Start of MATERIAL FOR THIS EXERCISE

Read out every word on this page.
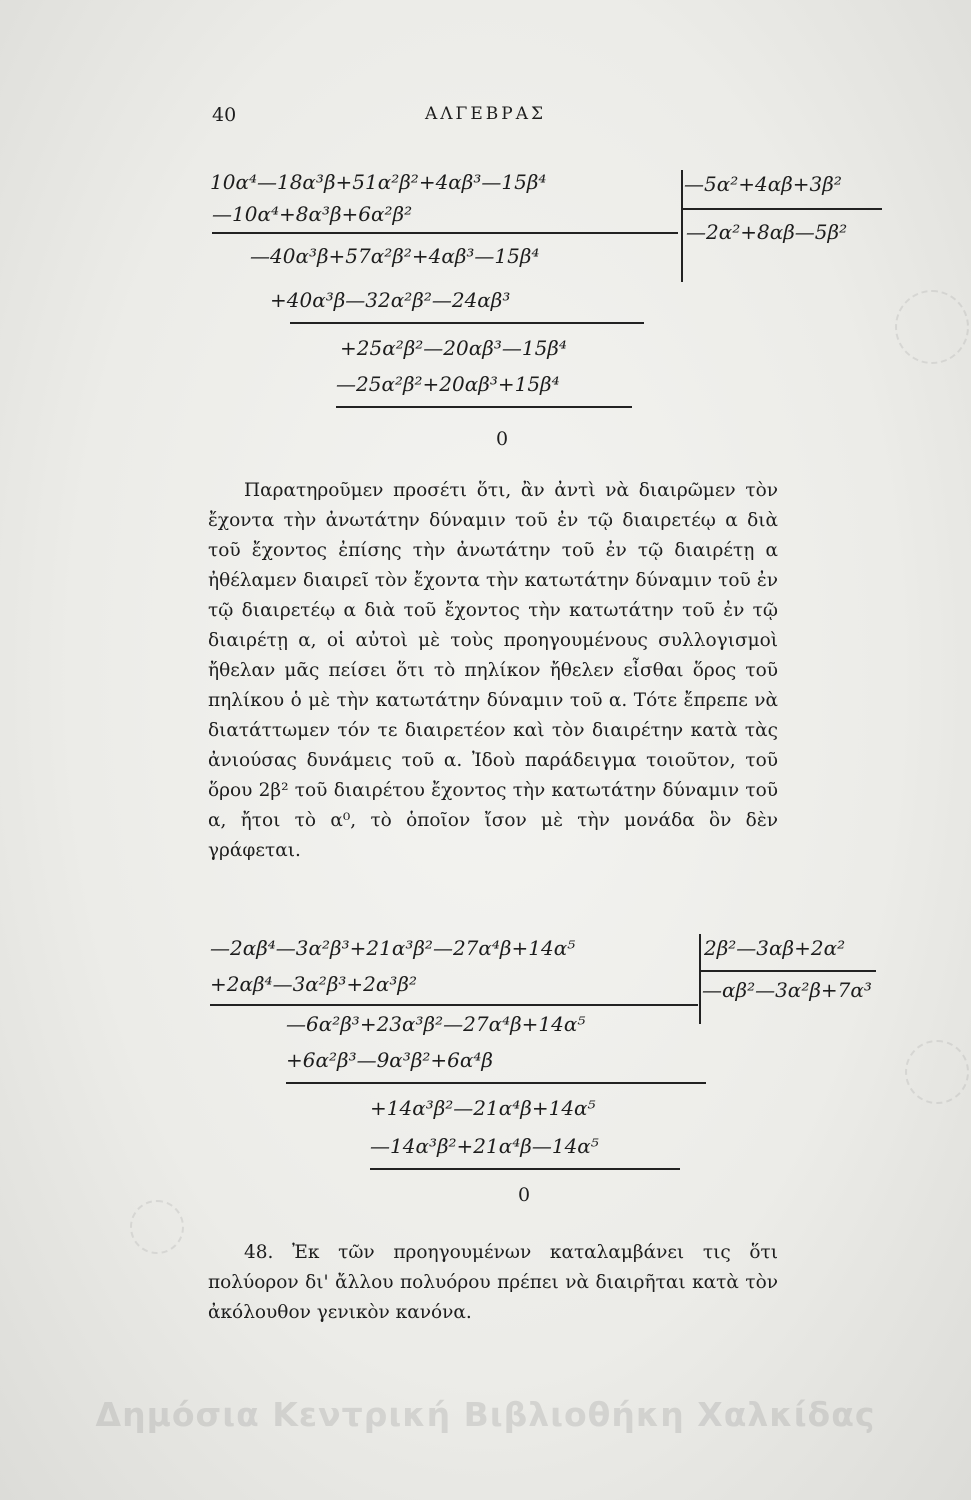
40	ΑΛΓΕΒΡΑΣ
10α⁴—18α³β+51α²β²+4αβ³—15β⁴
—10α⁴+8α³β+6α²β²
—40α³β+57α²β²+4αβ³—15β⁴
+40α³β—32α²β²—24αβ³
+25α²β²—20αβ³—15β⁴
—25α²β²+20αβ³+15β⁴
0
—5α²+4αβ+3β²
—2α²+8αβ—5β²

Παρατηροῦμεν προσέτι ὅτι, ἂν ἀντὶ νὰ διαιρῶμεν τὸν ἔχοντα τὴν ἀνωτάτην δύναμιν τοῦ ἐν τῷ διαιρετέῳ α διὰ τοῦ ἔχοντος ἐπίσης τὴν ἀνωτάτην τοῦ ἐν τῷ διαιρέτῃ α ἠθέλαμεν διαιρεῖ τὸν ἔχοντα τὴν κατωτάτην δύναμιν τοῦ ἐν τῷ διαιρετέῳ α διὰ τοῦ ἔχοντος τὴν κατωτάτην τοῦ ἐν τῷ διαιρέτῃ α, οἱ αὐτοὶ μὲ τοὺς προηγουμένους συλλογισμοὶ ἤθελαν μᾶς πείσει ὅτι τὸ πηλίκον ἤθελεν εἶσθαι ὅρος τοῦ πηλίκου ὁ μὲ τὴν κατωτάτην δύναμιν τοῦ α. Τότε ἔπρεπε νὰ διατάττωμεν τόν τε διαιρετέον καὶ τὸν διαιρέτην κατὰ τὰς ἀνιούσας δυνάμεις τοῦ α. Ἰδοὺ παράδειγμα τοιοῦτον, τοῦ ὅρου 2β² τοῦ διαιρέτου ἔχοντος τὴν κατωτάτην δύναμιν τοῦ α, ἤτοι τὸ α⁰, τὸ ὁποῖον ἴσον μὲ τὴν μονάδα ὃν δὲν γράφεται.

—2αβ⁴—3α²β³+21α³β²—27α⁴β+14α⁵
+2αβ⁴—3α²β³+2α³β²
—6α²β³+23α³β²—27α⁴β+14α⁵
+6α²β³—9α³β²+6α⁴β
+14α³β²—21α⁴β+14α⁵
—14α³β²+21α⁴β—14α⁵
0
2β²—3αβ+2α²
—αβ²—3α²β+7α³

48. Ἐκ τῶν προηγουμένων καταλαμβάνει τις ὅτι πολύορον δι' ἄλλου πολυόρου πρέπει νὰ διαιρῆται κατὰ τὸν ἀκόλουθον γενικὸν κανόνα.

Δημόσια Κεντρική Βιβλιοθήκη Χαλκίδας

End of MATERIAL FOR THIS EXERCISE

AIM → Find how many of the lines above have the word "κατὰ" in them. State only that number.

WRITTEN SOLUTION → 2